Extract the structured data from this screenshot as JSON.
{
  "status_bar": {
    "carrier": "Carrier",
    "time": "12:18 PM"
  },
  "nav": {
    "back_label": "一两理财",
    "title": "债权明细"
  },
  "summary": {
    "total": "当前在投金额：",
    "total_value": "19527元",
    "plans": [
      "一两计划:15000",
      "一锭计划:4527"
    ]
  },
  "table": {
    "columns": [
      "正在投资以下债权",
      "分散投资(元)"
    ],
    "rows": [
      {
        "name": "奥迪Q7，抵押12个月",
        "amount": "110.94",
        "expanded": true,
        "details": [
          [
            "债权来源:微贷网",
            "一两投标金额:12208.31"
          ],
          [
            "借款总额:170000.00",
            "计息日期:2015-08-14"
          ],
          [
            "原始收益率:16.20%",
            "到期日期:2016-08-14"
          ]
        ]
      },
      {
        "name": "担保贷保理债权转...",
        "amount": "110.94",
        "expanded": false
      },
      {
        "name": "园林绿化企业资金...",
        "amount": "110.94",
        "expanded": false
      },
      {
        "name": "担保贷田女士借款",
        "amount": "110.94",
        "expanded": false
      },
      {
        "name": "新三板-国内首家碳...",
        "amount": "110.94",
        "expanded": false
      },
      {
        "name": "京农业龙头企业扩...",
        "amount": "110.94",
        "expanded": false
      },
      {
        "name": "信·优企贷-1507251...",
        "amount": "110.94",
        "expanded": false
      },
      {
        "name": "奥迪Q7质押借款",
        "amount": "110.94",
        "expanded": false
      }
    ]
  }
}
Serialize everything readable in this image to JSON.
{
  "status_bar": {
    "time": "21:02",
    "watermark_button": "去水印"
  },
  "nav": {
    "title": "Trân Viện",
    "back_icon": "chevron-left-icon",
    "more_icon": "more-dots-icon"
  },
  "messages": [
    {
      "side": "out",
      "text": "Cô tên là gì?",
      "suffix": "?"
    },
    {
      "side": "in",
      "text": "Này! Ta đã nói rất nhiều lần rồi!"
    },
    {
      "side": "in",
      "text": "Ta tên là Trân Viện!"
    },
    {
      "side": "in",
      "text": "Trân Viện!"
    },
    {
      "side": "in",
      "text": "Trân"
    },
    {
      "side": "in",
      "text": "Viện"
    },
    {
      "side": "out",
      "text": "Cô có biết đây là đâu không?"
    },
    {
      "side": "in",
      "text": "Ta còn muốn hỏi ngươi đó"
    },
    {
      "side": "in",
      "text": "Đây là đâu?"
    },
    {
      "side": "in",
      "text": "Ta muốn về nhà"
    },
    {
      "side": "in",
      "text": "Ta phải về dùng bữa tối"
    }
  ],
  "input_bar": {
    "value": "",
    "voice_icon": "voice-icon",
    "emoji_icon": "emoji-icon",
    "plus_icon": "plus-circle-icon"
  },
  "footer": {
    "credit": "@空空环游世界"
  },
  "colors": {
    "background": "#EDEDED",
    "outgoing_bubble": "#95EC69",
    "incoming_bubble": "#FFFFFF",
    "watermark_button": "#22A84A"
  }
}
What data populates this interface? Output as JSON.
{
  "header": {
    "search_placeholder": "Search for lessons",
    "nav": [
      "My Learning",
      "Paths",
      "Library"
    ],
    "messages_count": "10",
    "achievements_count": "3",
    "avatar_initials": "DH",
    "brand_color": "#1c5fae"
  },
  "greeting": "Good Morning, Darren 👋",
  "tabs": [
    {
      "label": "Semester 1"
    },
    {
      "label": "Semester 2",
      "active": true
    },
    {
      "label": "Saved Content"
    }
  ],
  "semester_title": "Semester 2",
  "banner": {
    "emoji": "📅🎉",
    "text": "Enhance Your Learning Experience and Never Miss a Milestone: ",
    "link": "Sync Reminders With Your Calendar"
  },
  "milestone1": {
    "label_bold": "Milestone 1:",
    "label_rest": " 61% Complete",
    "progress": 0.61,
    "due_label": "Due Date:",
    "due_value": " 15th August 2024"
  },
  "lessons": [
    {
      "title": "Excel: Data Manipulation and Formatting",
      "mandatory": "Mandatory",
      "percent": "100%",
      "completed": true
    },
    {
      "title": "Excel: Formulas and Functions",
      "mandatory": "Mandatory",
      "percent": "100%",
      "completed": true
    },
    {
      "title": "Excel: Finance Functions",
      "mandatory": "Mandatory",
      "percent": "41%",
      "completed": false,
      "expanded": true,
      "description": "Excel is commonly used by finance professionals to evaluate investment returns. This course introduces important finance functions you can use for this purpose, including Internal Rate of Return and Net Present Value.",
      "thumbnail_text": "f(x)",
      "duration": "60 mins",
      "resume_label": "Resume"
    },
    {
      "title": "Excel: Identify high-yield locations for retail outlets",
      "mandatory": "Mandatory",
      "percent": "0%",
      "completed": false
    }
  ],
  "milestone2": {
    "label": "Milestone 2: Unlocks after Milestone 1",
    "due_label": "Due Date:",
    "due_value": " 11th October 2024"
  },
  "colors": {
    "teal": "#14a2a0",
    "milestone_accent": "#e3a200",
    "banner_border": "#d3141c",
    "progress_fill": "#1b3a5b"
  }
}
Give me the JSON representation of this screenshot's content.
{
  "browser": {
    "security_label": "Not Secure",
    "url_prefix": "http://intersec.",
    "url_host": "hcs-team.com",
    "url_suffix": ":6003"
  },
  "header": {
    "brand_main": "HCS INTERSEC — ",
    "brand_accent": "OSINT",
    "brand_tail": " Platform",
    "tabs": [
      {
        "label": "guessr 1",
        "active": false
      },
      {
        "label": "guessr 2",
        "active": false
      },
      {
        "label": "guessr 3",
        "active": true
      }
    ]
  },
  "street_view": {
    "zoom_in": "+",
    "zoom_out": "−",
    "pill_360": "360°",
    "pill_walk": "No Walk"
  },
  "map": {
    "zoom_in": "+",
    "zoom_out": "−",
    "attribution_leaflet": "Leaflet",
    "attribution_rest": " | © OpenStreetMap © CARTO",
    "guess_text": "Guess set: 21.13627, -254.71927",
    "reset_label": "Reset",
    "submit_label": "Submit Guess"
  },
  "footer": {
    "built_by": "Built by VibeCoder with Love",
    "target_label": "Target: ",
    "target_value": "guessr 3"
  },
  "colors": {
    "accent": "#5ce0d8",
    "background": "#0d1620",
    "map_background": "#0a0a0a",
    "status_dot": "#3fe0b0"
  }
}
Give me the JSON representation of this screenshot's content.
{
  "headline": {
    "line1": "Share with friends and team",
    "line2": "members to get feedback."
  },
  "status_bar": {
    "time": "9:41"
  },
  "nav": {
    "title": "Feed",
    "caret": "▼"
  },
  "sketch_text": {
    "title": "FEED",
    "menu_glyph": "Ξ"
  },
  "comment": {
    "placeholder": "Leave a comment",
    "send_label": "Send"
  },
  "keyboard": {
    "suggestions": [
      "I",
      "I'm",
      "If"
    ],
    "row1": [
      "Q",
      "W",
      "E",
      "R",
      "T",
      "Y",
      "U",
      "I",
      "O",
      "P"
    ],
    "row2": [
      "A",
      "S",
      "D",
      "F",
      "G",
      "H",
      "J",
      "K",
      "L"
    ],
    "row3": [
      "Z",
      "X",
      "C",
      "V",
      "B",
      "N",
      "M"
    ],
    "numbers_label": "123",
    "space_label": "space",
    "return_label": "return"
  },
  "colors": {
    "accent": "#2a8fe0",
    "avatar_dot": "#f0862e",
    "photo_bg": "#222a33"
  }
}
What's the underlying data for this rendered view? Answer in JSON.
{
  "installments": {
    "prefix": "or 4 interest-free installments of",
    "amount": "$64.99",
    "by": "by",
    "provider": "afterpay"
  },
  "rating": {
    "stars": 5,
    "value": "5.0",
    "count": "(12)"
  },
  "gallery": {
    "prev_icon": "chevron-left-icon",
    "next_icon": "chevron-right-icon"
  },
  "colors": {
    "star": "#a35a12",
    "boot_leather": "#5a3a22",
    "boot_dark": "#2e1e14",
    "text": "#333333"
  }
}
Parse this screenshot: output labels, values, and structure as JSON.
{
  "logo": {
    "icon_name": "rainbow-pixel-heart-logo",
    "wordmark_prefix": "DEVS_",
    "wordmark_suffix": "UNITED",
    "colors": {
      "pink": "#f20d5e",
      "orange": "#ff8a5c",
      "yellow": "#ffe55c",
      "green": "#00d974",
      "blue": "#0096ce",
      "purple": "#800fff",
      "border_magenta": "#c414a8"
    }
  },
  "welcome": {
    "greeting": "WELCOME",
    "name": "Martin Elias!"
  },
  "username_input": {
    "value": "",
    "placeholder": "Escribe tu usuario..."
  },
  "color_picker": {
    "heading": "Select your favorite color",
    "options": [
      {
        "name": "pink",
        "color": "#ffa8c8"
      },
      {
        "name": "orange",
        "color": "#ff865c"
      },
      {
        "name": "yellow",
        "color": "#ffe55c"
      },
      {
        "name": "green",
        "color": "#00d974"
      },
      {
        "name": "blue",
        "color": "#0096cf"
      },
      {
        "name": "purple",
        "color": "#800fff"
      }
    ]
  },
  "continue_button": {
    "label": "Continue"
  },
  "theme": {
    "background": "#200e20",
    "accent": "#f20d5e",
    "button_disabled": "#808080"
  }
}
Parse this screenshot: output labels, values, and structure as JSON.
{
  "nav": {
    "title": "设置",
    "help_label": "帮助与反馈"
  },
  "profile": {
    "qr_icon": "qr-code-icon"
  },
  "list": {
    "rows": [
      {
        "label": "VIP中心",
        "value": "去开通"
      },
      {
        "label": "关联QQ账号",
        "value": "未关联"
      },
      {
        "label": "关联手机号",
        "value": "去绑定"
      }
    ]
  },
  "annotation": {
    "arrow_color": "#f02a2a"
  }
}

Exercise description
Gather and copy every line of the data in which the string "guessr" is found.

Written answer
        "label": "guessr 1",
        "label": "guessr 2",
        "label": "guessr 3",
    "target_value": "guessr 3"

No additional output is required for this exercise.